------ INPUT
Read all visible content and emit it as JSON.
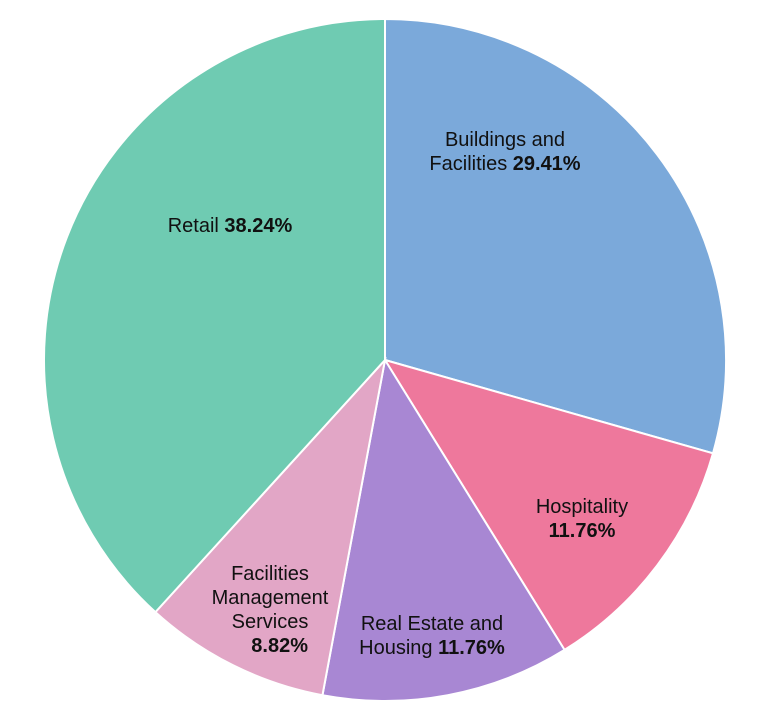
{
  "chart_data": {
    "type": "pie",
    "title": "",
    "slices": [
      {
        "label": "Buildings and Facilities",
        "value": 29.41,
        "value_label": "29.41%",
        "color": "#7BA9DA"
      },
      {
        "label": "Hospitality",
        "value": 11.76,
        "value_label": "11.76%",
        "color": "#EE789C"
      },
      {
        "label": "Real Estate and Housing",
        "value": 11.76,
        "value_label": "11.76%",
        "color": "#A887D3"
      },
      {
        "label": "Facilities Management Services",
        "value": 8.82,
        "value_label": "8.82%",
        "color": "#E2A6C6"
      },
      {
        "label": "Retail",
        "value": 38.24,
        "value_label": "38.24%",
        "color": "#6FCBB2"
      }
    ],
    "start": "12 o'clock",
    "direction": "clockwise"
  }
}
------------
- _DIRECTIVE_: Return the records exactly. Don't carry the pictures over.

- _EXERCISE ANSWER_:
Read all visible content and emit it as JSON.
{
  "chart_data": {
    "type": "pie",
    "title": "",
    "slices": [
      {
        "label": "Buildings and Facilities",
        "value": 29.41,
        "value_label": "29.41%",
        "color": "#7BA9DA"
      },
      {
        "label": "Hospitality",
        "value": 11.76,
        "value_label": "11.76%",
        "color": "#EE789C"
      },
      {
        "label": "Real Estate and Housing",
        "value": 11.76,
        "value_label": "11.76%",
        "color": "#A887D3"
      },
      {
        "label": "Facilities Management Services",
        "value": 8.82,
        "value_label": "8.82%",
        "color": "#E2A6C6"
      },
      {
        "label": "Retail",
        "value": 38.24,
        "value_label": "38.24%",
        "color": "#6FCBB2"
      }
    ],
    "start": "12 o'clock",
    "direction": "clockwise"
  }
}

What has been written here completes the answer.